Copy every row below word for word, leaving out the pictures.

== == ==

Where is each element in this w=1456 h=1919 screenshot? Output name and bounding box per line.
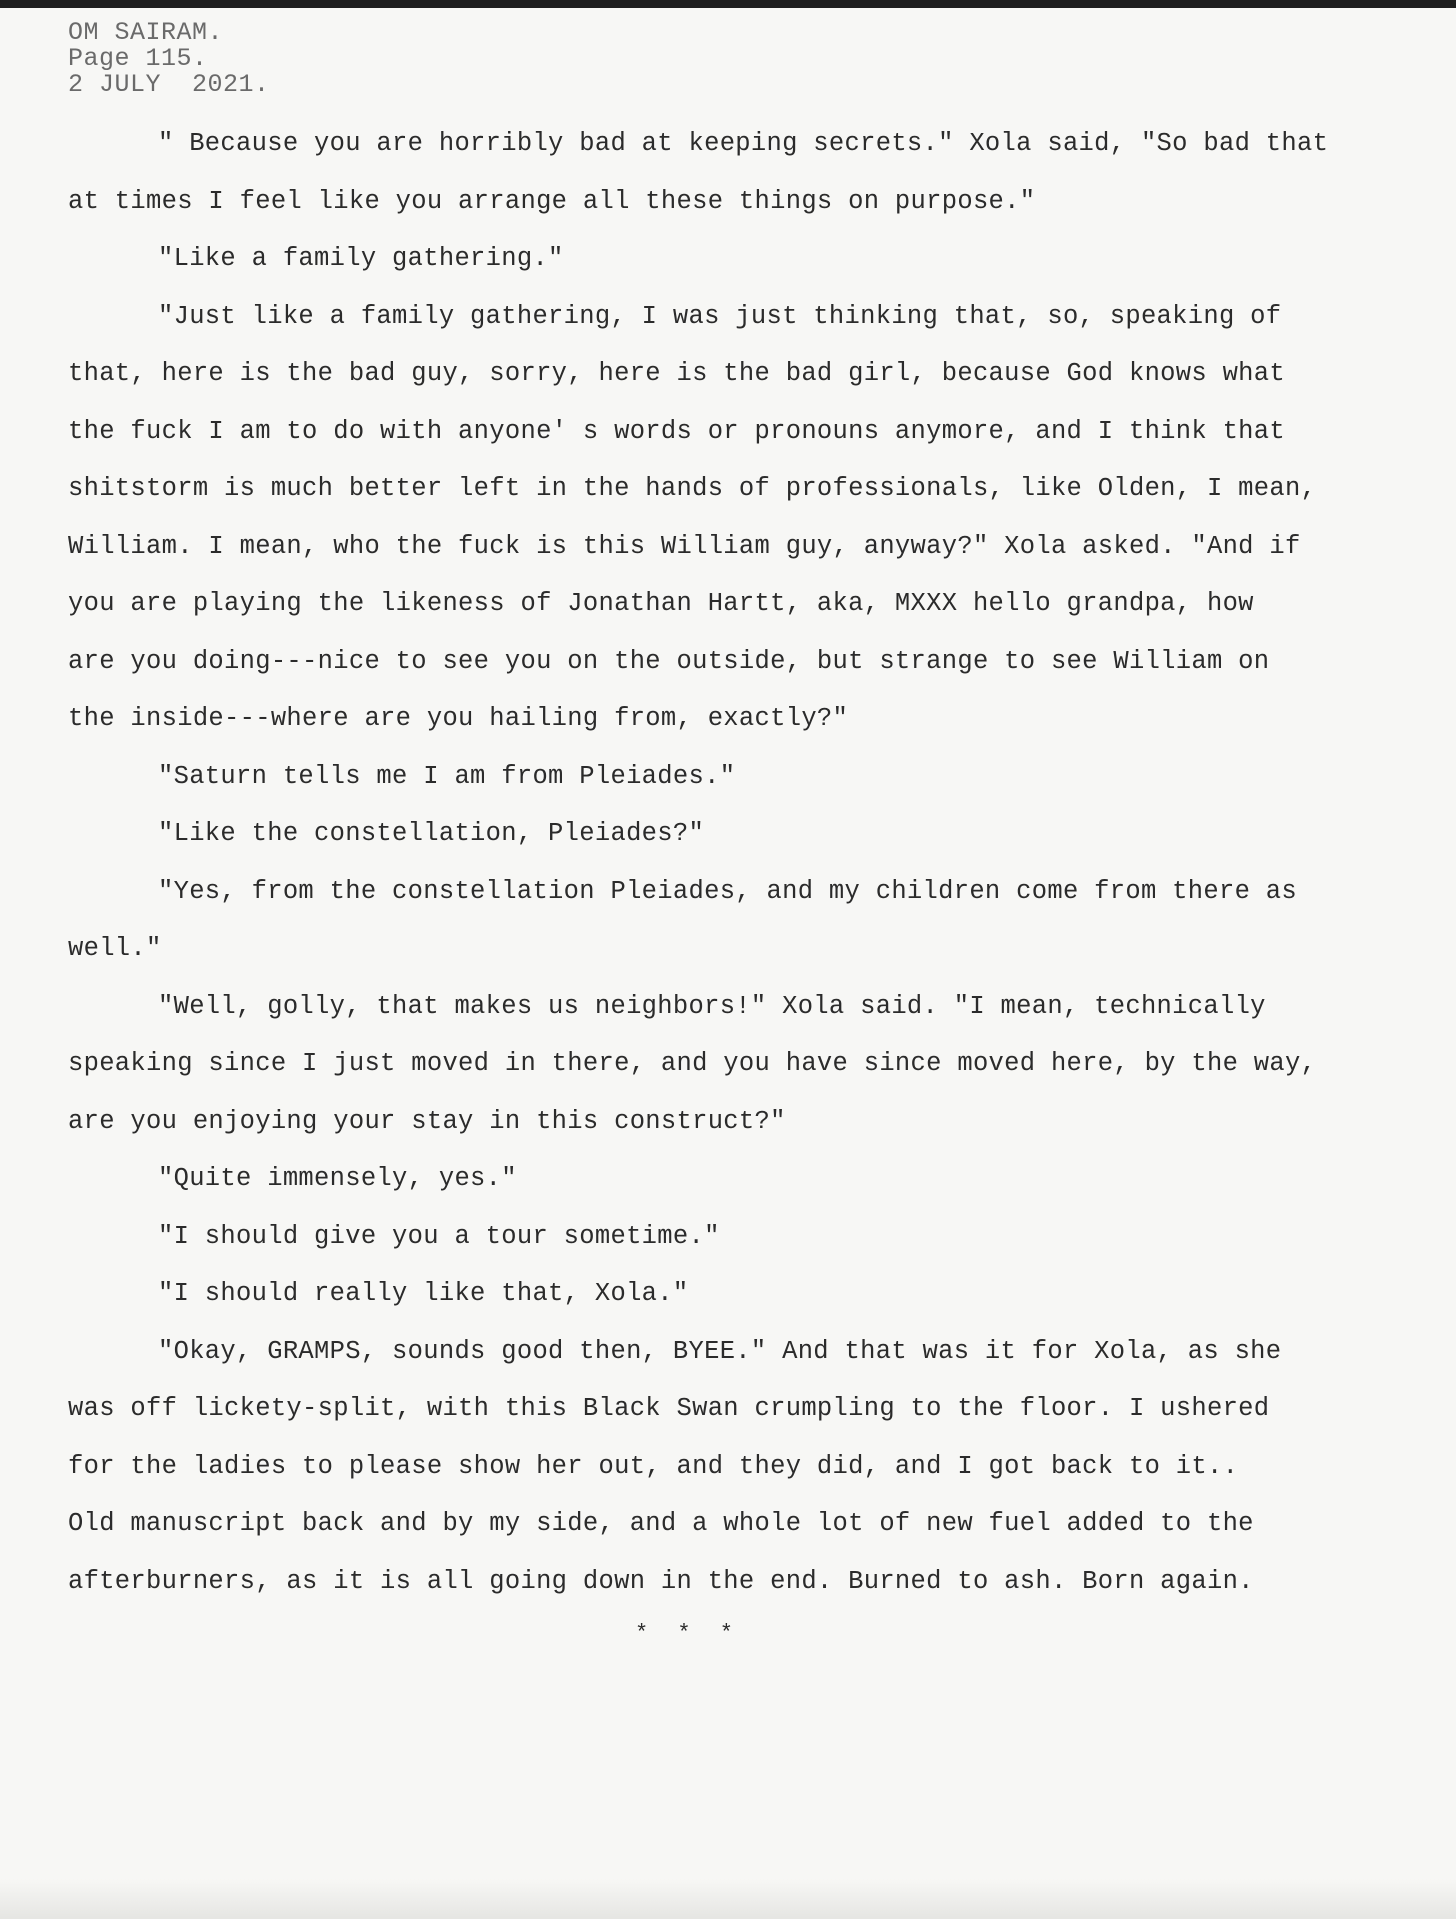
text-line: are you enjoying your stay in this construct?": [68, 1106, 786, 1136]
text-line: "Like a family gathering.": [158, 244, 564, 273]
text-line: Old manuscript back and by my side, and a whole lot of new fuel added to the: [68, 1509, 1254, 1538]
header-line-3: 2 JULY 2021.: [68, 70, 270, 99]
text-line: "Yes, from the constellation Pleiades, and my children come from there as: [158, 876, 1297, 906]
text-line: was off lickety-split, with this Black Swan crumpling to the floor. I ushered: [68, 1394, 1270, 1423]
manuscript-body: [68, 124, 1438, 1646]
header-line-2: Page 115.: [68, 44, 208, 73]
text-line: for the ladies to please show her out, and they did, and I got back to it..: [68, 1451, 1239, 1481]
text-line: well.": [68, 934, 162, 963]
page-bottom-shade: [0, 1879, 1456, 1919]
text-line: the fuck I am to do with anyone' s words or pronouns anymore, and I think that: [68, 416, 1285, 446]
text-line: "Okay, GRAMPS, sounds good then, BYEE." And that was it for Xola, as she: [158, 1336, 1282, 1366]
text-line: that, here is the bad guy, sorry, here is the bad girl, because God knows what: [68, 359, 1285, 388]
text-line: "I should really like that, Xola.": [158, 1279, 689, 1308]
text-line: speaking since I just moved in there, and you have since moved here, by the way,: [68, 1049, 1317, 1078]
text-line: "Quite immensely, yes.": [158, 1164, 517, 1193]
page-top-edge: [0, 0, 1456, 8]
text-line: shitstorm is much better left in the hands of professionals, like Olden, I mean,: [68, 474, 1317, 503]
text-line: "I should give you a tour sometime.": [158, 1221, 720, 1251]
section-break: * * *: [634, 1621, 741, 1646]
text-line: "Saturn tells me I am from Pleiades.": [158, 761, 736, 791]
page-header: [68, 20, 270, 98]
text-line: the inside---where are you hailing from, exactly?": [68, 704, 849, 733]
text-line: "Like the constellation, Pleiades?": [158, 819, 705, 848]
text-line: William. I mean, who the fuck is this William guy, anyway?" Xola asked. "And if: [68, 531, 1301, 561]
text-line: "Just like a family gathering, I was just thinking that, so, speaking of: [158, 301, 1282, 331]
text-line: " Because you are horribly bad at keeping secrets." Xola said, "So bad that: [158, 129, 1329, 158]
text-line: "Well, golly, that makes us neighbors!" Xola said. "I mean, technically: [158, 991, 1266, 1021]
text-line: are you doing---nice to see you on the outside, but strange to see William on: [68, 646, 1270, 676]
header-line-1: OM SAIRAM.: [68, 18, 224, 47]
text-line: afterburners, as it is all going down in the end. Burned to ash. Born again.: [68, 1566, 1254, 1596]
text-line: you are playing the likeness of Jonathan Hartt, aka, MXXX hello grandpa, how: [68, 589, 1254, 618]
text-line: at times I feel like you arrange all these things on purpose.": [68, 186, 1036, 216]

== == ==

> [Written response]:
Where is each element in this w=1456 h=1919 screenshot? Output name and bounding box per line.
text-line: are you enjoying your stay in this construct?": [68, 1106, 786, 1136]
text-line: "Like a family gathering.": [158, 244, 564, 273]
text-line: Old manuscript back and by my side, and a whole lot of new fuel added to the: [68, 1509, 1254, 1538]
header-line-3: 2 JULY 2021.: [68, 70, 270, 99]
text-line: "Yes, from the constellation Pleiades, and my children come from there as: [158, 876, 1297, 906]
text-line: was off lickety-split, with this Black Swan crumpling to the floor. I ushered: [68, 1394, 1270, 1423]
manuscript-body: [68, 124, 1438, 1646]
header-line-2: Page 115.: [68, 44, 208, 73]
text-line: for the ladies to please show her out, and they did, and I got back to it..: [68, 1451, 1239, 1481]
text-line: well.": [68, 934, 162, 963]
page-bottom-shade: [0, 1879, 1456, 1919]
text-line: the fuck I am to do with anyone' s words or pronouns anymore, and I think that: [68, 416, 1285, 446]
text-line: "Okay, GRAMPS, sounds good then, BYEE." And that was it for Xola, as she: [158, 1336, 1282, 1366]
text-line: that, here is the bad guy, sorry, here is the bad girl, because God knows what: [68, 359, 1285, 388]
text-line: "I should really like that, Xola.": [158, 1279, 689, 1308]
text-line: speaking since I just moved in there, and you have since moved here, by the way,: [68, 1049, 1317, 1078]
text-line: "Quite immensely, yes.": [158, 1164, 517, 1193]
page-top-edge: [0, 0, 1456, 8]
text-line: shitstorm is much better left in the hands of professionals, like Olden, I mean,: [68, 474, 1317, 503]
text-line: "I should give you a tour sometime.": [158, 1221, 720, 1251]
section-break: * * *: [634, 1621, 741, 1646]
text-line: "Saturn tells me I am from Pleiades.": [158, 761, 736, 791]
page-header: [68, 20, 270, 98]
text-line: the inside---where are you hailing from, exactly?": [68, 704, 849, 733]
text-line: "Like the constellation, Pleiades?": [158, 819, 705, 848]
text-line: William. I mean, who the fuck is this William guy, anyway?" Xola asked. "And if: [68, 531, 1301, 561]
text-line: "Just like a family gathering, I was just thinking that, so, speaking of: [158, 301, 1282, 331]
text-line: " Because you are horribly bad at keeping secrets." Xola said, "So bad that: [158, 129, 1329, 158]
text-line: "Well, golly, that makes us neighbors!" Xola said. "I mean, technically: [158, 991, 1266, 1021]
text-line: are you doing---nice to see you on the outside, but strange to see William on: [68, 646, 1270, 676]
header-line-1: OM SAIRAM.: [68, 18, 224, 47]
text-line: afterburners, as it is all going down in the end. Burned to ash. Born again.: [68, 1566, 1254, 1596]
text-line: you are playing the likeness of Jonathan Hartt, aka, MXXX hello grandpa, how: [68, 589, 1254, 618]
text-line: at times I feel like you arrange all these things on purpose.": [68, 186, 1036, 216]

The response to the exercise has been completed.